## Given exercise
Which lines have the string "digit"? Copy all of them from the entries below.

[Extracted data entries]
--*--
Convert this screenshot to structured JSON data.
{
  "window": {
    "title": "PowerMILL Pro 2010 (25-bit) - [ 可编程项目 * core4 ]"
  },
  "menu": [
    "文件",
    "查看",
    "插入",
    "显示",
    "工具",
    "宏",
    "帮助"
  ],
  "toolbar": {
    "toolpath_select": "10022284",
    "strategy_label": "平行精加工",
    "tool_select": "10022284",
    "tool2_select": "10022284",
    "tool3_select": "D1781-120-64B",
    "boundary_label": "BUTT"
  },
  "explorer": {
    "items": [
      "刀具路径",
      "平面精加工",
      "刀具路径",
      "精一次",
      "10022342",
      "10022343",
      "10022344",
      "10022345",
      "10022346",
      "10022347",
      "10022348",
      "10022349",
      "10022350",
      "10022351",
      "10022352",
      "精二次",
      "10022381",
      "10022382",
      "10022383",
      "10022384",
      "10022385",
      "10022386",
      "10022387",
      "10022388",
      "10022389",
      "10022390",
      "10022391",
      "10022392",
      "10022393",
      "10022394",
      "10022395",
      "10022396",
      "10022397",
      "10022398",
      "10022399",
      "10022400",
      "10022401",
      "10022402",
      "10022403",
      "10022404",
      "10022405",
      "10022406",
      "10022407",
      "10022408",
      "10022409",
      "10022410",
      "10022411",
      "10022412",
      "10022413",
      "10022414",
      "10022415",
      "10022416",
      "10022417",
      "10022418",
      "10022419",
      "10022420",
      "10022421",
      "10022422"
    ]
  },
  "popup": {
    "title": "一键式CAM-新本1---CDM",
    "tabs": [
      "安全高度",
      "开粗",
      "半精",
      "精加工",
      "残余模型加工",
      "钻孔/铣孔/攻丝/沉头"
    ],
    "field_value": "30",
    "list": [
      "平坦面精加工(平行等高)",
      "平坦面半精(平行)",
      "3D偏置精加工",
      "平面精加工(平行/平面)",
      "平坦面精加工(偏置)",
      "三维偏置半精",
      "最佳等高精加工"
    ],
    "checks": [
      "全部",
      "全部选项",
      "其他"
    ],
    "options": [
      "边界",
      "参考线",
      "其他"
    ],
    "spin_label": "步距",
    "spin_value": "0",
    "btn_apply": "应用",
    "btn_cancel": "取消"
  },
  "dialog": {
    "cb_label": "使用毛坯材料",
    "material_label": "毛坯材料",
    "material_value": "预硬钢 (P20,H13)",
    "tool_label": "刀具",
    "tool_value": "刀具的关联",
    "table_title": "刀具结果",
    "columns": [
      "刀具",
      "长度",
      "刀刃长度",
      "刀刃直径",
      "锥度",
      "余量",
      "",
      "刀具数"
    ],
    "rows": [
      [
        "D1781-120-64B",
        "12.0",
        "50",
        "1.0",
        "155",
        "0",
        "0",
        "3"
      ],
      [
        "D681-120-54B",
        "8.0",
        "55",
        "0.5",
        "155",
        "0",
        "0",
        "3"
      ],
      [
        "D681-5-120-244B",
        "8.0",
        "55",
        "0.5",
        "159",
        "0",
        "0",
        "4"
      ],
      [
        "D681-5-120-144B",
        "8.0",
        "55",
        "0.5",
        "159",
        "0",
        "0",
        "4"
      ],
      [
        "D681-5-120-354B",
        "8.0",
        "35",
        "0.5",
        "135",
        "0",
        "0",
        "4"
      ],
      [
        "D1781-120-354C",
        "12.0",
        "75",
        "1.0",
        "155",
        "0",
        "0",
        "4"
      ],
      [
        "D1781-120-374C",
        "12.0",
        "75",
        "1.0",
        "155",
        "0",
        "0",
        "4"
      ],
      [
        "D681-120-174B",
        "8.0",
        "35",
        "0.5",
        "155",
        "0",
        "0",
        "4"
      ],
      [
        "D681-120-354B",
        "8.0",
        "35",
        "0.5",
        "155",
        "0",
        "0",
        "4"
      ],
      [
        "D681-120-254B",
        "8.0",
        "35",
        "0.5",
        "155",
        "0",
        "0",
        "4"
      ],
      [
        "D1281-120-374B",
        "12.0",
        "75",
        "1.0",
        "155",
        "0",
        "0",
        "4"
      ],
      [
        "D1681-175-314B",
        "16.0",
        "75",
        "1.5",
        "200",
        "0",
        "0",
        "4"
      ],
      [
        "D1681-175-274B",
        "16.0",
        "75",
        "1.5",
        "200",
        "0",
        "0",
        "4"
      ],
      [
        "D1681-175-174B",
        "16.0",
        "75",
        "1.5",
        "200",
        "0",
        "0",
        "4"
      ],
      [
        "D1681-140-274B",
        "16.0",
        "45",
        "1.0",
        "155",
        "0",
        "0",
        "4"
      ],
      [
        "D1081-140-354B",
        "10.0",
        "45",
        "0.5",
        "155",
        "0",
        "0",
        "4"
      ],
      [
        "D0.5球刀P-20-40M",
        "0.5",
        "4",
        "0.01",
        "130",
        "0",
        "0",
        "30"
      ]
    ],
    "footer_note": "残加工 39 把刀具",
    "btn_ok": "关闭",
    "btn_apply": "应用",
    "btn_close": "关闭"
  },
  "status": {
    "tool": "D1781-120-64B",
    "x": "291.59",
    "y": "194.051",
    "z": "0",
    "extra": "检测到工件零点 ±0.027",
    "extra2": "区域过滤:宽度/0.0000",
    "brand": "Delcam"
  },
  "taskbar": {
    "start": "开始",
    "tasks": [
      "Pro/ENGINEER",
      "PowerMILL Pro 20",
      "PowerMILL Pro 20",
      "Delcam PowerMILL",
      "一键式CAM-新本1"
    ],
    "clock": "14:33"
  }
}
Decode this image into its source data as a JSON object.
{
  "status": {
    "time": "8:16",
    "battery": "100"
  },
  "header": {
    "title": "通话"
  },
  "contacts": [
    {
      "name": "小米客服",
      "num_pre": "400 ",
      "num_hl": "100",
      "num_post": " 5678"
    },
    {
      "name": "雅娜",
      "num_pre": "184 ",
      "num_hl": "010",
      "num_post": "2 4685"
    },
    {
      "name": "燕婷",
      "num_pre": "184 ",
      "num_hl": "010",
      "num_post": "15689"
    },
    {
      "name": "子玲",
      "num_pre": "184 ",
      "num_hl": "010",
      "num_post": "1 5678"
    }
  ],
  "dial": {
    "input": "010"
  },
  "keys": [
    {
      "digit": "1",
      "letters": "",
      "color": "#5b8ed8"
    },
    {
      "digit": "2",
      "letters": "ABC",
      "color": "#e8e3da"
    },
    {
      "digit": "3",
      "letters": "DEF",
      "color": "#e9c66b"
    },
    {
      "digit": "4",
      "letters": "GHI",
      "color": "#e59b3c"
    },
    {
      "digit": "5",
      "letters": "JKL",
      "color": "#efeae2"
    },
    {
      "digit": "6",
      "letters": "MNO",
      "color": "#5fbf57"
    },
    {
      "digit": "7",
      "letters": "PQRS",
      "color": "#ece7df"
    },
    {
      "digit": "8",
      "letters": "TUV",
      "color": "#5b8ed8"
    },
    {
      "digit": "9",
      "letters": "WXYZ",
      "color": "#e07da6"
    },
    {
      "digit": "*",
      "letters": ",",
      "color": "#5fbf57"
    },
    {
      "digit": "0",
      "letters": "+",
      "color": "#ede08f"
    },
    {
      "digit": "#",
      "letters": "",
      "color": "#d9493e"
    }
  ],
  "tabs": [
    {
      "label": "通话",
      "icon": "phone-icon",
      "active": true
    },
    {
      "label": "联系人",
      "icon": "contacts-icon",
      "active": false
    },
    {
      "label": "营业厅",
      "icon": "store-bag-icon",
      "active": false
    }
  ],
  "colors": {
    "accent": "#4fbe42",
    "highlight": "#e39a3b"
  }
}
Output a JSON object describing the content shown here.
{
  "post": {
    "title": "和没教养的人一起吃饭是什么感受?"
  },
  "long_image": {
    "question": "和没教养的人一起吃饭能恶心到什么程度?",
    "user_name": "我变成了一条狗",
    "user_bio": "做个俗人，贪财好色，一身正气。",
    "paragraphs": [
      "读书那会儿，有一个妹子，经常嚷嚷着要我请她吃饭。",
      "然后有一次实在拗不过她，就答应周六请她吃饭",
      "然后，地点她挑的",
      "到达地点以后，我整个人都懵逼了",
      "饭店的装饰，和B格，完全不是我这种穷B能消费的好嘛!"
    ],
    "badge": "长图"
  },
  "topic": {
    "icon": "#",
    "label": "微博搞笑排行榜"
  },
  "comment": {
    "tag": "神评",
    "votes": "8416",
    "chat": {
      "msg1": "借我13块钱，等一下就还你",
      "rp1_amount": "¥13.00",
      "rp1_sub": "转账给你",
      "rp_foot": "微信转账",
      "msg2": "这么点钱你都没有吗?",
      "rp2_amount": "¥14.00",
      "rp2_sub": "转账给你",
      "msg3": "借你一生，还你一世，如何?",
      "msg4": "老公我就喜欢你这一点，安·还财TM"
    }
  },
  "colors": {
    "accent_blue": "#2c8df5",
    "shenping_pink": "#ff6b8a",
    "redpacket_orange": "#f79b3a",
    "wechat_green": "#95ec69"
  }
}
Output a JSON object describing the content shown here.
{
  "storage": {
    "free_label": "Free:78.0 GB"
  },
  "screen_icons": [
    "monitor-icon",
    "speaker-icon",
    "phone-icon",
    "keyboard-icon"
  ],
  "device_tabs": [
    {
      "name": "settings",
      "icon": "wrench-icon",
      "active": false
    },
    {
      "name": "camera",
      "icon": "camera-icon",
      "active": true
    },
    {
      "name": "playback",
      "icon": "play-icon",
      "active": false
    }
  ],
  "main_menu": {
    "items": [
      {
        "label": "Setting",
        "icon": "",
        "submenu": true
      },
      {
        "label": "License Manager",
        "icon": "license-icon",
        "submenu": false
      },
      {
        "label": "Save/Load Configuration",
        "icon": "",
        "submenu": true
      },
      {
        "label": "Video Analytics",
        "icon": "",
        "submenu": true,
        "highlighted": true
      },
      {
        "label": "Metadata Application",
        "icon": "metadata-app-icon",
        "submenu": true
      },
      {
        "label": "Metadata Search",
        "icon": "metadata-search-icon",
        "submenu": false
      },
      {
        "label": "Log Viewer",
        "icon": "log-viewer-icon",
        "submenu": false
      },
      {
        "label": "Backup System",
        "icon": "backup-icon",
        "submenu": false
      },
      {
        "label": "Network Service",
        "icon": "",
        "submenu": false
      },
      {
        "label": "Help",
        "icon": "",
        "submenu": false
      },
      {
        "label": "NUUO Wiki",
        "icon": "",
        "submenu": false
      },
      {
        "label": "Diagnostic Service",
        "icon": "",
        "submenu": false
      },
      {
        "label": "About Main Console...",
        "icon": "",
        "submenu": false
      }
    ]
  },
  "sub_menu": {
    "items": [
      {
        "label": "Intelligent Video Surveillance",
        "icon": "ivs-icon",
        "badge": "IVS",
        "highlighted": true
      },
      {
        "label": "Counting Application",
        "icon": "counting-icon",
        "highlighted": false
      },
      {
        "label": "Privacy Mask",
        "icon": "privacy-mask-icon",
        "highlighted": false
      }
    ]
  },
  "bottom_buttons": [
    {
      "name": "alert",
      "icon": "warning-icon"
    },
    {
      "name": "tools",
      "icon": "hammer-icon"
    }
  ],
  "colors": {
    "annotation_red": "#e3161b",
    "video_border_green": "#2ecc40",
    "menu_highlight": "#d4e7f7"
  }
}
--*--
## Task answer
      "digit": "1",
      "digit": "2",
      "digit": "3",
      "digit": "4",
      "digit": "5",
      "digit": "6",
      "digit": "7",
      "digit": "8",
      "digit": "9",
      "digit": "*",
      "digit": "0",
      "digit": "#",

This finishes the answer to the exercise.